Reproduce the listing below in its entirety. Change nothing.

◆ **RECORDED INFORMATION**:
BEGIN
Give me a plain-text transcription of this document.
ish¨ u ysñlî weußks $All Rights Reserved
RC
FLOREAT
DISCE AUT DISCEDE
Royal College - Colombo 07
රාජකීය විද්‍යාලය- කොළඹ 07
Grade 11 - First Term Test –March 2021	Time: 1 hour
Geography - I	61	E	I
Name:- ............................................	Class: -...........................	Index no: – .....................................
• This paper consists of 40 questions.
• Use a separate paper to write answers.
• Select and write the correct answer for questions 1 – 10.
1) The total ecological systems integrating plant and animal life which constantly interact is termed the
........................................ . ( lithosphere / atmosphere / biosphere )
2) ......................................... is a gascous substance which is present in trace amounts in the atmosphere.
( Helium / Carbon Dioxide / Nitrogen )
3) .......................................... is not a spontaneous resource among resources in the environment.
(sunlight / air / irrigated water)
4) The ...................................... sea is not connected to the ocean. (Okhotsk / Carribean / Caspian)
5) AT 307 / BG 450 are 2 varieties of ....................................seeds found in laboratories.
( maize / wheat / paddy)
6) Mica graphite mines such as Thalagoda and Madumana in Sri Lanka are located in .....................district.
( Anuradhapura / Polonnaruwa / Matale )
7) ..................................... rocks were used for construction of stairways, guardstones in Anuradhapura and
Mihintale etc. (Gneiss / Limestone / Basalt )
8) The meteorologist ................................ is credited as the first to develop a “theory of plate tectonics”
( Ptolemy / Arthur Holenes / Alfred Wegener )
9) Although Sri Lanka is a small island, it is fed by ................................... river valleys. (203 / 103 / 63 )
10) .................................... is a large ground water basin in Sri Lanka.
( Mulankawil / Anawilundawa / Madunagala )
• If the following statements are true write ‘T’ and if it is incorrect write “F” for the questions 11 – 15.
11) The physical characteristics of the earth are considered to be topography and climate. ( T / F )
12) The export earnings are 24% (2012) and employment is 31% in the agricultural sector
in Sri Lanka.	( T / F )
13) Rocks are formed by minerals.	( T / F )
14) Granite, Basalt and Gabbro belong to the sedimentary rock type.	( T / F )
END
◆ **TASK RESULT**:
Give me a plain-text transcription of this document.
ish¨ u ysñlî weußks $All Rights Reserved
RC
FLOREAT
DISCE AUT DISCEDE
Royal College - Colombo 07
රාජකීය විද්‍යාලය- කොළඹ 07
Grade 11 - First Term Test –March 2021	Time: 1 hour
Geography - I	61	E	I
Name:- ............................................	Class: -...........................	Index no: – .....................................
• This paper consists of 40 questions.
• Use a separate paper to write answers.
• Select and write the correct answer for questions 1 – 10.
1) The total ecological systems integrating plant and animal life which constantly interact is termed the
........................................ . ( lithosphere / atmosphere / biosphere )
2) ......................................... is a gascous substance which is present in trace amounts in the atmosphere.
( Helium / Carbon Dioxide / Nitrogen )
3) .......................................... is not a spontaneous resource among resources in the environment.
(sunlight / air / irrigated water)
4) The ...................................... sea is not connected to the ocean. (Okhotsk / Carribean / Caspian)
5) AT 307 / BG 450 are 2 varieties of ....................................seeds found in laboratories.
( maize / wheat / paddy)
6) Mica graphite mines such as Thalagoda and Madumana in Sri Lanka are located in .....................district.
( Anuradhapura / Polonnaruwa / Matale )
7) ..................................... rocks were used for construction of stairways, guardstones in Anuradhapura and
Mihintale etc. (Gneiss / Limestone / Basalt )
8) The meteorologist ................................ is credited as the first to develop a “theory of plate tectonics”
( Ptolemy / Arthur Holenes / Alfred Wegener )
9) Although Sri Lanka is a small island, it is fed by ................................... river valleys. (203 / 103 / 63 )
10) .................................... is a large ground water basin in Sri Lanka.
( Mulankawil / Anawilundawa / Madunagala )
• If the following statements are true write ‘T’ and if it is incorrect write “F” for the questions 11 – 15.
11) The physical characteristics of the earth are considered to be topography and climate. ( T / F )
12) The export earnings are 24% (2012) and employment is 31% in the agricultural sector
in Sri Lanka.	( T / F )
13) Rocks are formed by minerals.	( T / F )
14) Granite, Basalt and Gabbro belong to the sedimentary rock type.	( T / F )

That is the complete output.